#### MATERIAL:
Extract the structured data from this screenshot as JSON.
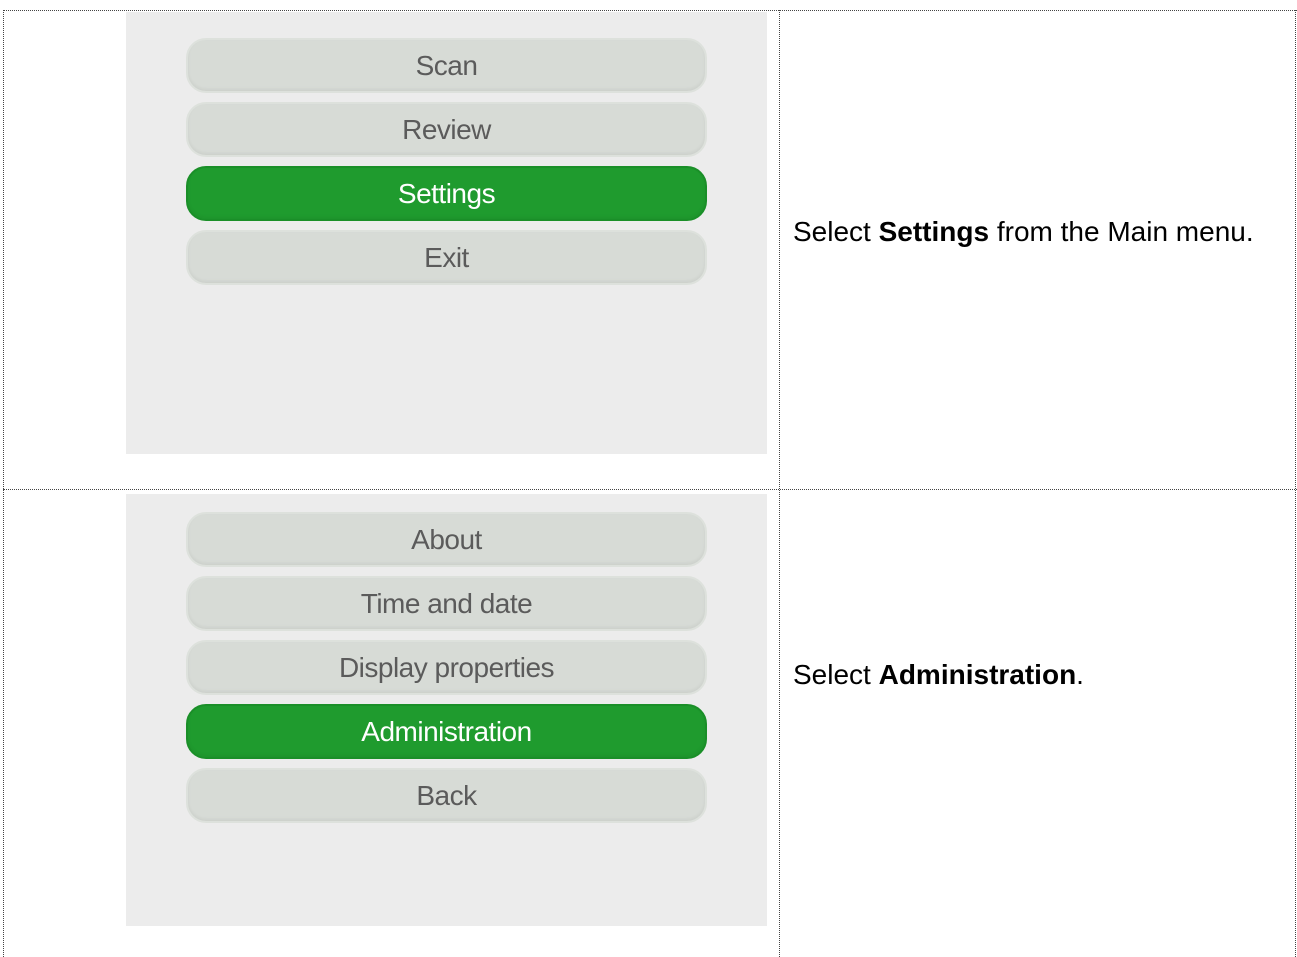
{
  "steps": [
    {
      "menu": [
        "Scan",
        "Review",
        "Settings",
        "Exit"
      ],
      "selected": "Settings",
      "instruction": {
        "prefix": "Select ",
        "bold": "Settings",
        "suffix": " from the Main menu."
      }
    },
    {
      "menu": [
        "About",
        "Time and date",
        "Display properties",
        "Administration",
        "Back"
      ],
      "selected": "Administration",
      "instruction": {
        "prefix": "Select ",
        "bold": "Administration",
        "suffix": "."
      }
    }
  ],
  "colors": {
    "selected_button": "#1f9b2e",
    "button": "#d7dbd6",
    "screen_background": "#ececec"
  }
}
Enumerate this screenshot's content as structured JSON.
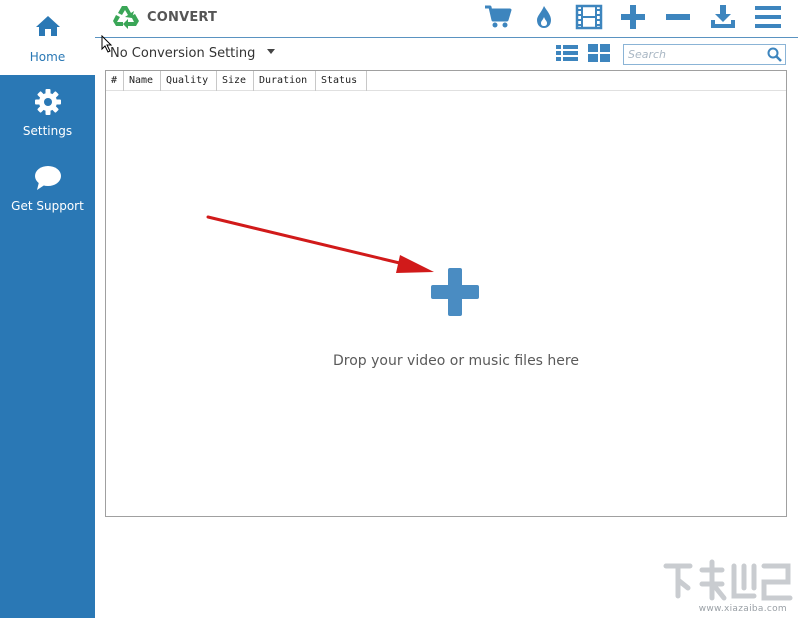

#### WHAT IS EXPECTED:
Restate the whole listing above exactly, except for its images.

#### RESPONSE:
Extract the structured data from this screenshot as JSON.
{
  "steps": [
    {
      "menu": [
        "Scan",
        "Review",
        "Settings",
        "Exit"
      ],
      "selected": "Settings",
      "instruction": {
        "prefix": "Select ",
        "bold": "Settings",
        "suffix": " from the Main menu."
      }
    },
    {
      "menu": [
        "About",
        "Time and date",
        "Display properties",
        "Administration",
        "Back"
      ],
      "selected": "Administration",
      "instruction": {
        "prefix": "Select ",
        "bold": "Administration",
        "suffix": "."
      }
    }
  ],
  "colors": {
    "selected_button": "#1f9b2e",
    "button": "#d7dbd6",
    "screen_background": "#ececec"
  }
}
Enumerate this screenshot's content as structured JSON.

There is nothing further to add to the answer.